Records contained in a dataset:
::::::
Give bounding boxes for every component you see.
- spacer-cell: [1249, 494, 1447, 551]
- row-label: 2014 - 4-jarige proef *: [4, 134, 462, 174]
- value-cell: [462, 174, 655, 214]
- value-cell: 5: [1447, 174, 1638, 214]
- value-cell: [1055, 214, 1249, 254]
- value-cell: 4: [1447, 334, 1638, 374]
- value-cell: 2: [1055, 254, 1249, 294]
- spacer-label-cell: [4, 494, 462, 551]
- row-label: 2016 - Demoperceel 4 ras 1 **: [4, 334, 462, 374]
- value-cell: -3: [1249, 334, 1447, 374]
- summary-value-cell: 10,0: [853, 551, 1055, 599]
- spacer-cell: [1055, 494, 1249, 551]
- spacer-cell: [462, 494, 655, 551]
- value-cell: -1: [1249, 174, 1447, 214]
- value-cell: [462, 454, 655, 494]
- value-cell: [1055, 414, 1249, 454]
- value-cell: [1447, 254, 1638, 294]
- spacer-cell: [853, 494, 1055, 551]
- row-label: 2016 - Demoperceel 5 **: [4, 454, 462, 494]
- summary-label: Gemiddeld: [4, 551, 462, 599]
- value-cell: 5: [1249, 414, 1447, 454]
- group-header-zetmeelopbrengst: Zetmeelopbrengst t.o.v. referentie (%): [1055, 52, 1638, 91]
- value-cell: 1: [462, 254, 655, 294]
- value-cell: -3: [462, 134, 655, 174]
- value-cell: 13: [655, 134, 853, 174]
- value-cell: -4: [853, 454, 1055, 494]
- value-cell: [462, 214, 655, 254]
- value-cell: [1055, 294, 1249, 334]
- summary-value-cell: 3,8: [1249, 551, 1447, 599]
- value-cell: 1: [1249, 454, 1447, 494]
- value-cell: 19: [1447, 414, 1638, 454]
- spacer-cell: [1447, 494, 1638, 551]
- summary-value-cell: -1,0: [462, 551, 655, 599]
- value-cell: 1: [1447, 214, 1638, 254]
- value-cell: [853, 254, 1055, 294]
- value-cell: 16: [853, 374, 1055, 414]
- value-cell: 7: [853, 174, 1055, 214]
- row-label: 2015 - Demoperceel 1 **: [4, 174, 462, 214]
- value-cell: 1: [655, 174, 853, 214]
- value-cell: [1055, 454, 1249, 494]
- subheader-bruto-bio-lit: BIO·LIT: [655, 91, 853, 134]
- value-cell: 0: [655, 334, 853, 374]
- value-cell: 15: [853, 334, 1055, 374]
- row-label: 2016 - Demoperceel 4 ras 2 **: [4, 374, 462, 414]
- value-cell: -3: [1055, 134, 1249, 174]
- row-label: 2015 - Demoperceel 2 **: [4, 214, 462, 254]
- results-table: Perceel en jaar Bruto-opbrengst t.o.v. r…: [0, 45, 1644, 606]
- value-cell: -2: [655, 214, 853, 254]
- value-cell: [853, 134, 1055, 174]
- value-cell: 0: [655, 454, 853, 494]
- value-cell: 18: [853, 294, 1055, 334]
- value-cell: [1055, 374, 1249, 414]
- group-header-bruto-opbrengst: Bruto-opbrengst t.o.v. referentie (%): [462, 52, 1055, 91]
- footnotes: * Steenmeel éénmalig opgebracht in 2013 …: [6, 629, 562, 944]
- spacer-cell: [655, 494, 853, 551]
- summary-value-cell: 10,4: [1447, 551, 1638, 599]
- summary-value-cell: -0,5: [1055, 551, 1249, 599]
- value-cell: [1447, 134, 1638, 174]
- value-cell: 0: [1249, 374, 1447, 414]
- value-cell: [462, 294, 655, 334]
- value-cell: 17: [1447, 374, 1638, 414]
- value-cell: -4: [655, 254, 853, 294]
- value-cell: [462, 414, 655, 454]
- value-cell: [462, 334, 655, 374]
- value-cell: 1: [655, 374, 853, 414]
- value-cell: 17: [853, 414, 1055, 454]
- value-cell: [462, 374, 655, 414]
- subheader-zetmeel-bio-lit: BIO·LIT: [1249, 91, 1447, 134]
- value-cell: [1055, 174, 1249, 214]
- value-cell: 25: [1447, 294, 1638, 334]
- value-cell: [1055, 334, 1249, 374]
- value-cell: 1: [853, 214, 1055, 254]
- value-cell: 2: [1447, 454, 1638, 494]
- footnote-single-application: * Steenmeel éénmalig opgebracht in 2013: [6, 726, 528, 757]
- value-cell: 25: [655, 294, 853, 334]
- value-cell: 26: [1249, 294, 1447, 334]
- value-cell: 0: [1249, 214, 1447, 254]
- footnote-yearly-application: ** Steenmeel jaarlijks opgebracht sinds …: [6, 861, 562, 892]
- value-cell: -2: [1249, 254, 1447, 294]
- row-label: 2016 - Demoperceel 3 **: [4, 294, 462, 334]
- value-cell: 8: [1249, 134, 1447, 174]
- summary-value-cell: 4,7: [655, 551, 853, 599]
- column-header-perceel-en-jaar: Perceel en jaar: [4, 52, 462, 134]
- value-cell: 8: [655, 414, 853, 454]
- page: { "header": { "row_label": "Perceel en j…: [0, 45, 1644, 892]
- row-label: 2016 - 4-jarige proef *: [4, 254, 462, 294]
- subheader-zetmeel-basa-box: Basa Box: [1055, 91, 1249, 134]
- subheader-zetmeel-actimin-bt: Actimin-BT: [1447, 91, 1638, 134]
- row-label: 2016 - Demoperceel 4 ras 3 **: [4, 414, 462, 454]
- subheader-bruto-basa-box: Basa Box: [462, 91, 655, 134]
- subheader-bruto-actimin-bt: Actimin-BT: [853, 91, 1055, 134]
::::::
Reproduce every one of the rows above verbatim, line by line and in the same order.

Give bounding boxes for every component you see.
- spacer-cell: [1249, 494, 1447, 551]
- row-label: 2014 - 4-jarige proef *: [4, 134, 462, 174]
- value-cell: [462, 174, 655, 214]
- value-cell: 5: [1447, 174, 1638, 214]
- value-cell: [1055, 214, 1249, 254]
- value-cell: 4: [1447, 334, 1638, 374]
- value-cell: 2: [1055, 254, 1249, 294]
- spacer-label-cell: [4, 494, 462, 551]
- row-label: 2016 - Demoperceel 4 ras 1 **: [4, 334, 462, 374]
- value-cell: -3: [1249, 334, 1447, 374]
- summary-value-cell: 10,0: [853, 551, 1055, 599]
- spacer-cell: [1055, 494, 1249, 551]
- spacer-cell: [462, 494, 655, 551]
- value-cell: -1: [1249, 174, 1447, 214]
- value-cell: [462, 454, 655, 494]
- value-cell: [1055, 414, 1249, 454]
- value-cell: [1447, 254, 1638, 294]
- spacer-cell: [853, 494, 1055, 551]
- row-label: 2016 - Demoperceel 5 **: [4, 454, 462, 494]
- summary-label: Gemiddeld: [4, 551, 462, 599]
- value-cell: 5: [1249, 414, 1447, 454]
- group-header-zetmeelopbrengst: Zetmeelopbrengst t.o.v. referentie (%): [1055, 52, 1638, 91]
- value-cell: 1: [462, 254, 655, 294]
- value-cell: -3: [462, 134, 655, 174]
- value-cell: 13: [655, 134, 853, 174]
- value-cell: -4: [853, 454, 1055, 494]
- value-cell: [462, 214, 655, 254]
- value-cell: [1055, 294, 1249, 334]
- summary-value-cell: 3,8: [1249, 551, 1447, 599]
- value-cell: 1: [1249, 454, 1447, 494]
- value-cell: 19: [1447, 414, 1638, 454]
- spacer-cell: [1447, 494, 1638, 551]
- summary-value-cell: -1,0: [462, 551, 655, 599]
- value-cell: 1: [1447, 214, 1638, 254]
- value-cell: [853, 254, 1055, 294]
- value-cell: 16: [853, 374, 1055, 414]
- value-cell: 7: [853, 174, 1055, 214]
- row-label: 2015 - Demoperceel 1 **: [4, 174, 462, 214]
- value-cell: 1: [655, 174, 853, 214]
- value-cell: [1055, 454, 1249, 494]
- subheader-bruto-bio-lit: BIO·LIT: [655, 91, 853, 134]
- value-cell: 0: [655, 334, 853, 374]
- value-cell: 15: [853, 334, 1055, 374]
- row-label: 2016 - Demoperceel 4 ras 2 **: [4, 374, 462, 414]
- value-cell: -3: [1055, 134, 1249, 174]
- row-label: 2015 - Demoperceel 2 **: [4, 214, 462, 254]
- results-table: Perceel en jaar Bruto-opbrengst t.o.v. r…: [0, 45, 1644, 606]
- value-cell: -2: [655, 214, 853, 254]
- value-cell: [853, 134, 1055, 174]
- value-cell: 0: [655, 454, 853, 494]
- value-cell: 18: [853, 294, 1055, 334]
- value-cell: [1055, 374, 1249, 414]
- group-header-bruto-opbrengst: Bruto-opbrengst t.o.v. referentie (%): [462, 52, 1055, 91]
- footnotes: * Steenmeel éénmalig opgebracht in 2013 …: [6, 629, 562, 944]
- spacer-cell: [655, 494, 853, 551]
- summary-value-cell: 10,4: [1447, 551, 1638, 599]
- summary-value-cell: -0,5: [1055, 551, 1249, 599]
- value-cell: [1447, 134, 1638, 174]
- value-cell: 0: [1249, 374, 1447, 414]
- value-cell: [462, 294, 655, 334]
- value-cell: 17: [1447, 374, 1638, 414]
- value-cell: -4: [655, 254, 853, 294]
- value-cell: [462, 414, 655, 454]
- value-cell: [462, 334, 655, 374]
- value-cell: 1: [655, 374, 853, 414]
- value-cell: 17: [853, 414, 1055, 454]
- value-cell: [462, 374, 655, 414]
- subheader-zetmeel-bio-lit: BIO·LIT: [1249, 91, 1447, 134]
- value-cell: [1055, 174, 1249, 214]
- value-cell: 25: [1447, 294, 1638, 334]
- value-cell: [1055, 334, 1249, 374]
- value-cell: 1: [853, 214, 1055, 254]
- value-cell: 2: [1447, 454, 1638, 494]
- footnote-single-application: * Steenmeel éénmalig opgebracht in 2013: [6, 726, 528, 757]
- value-cell: 25: [655, 294, 853, 334]
- value-cell: 26: [1249, 294, 1447, 334]
- value-cell: 0: [1249, 214, 1447, 254]
- footnote-yearly-application: ** Steenmeel jaarlijks opgebracht sinds …: [6, 861, 562, 892]
- value-cell: -2: [1249, 254, 1447, 294]
- row-label: 2016 - Demoperceel 3 **: [4, 294, 462, 334]
- value-cell: 8: [1249, 134, 1447, 174]
- summary-value-cell: 4,7: [655, 551, 853, 599]
- column-header-perceel-en-jaar: Perceel en jaar: [4, 52, 462, 134]
- value-cell: 8: [655, 414, 853, 454]
- page: { "header": { "row_label": "Perceel en j…: [0, 45, 1644, 892]
- row-label: 2016 - 4-jarige proef *: [4, 254, 462, 294]
- subheader-zetmeel-basa-box: Basa Box: [1055, 91, 1249, 134]
- subheader-zetmeel-actimin-bt: Actimin-BT: [1447, 91, 1638, 134]
- row-label: 2016 - Demoperceel 4 ras 3 **: [4, 414, 462, 454]
- subheader-bruto-basa-box: Basa Box: [462, 91, 655, 134]
- subheader-bruto-actimin-bt: Actimin-BT: [853, 91, 1055, 134]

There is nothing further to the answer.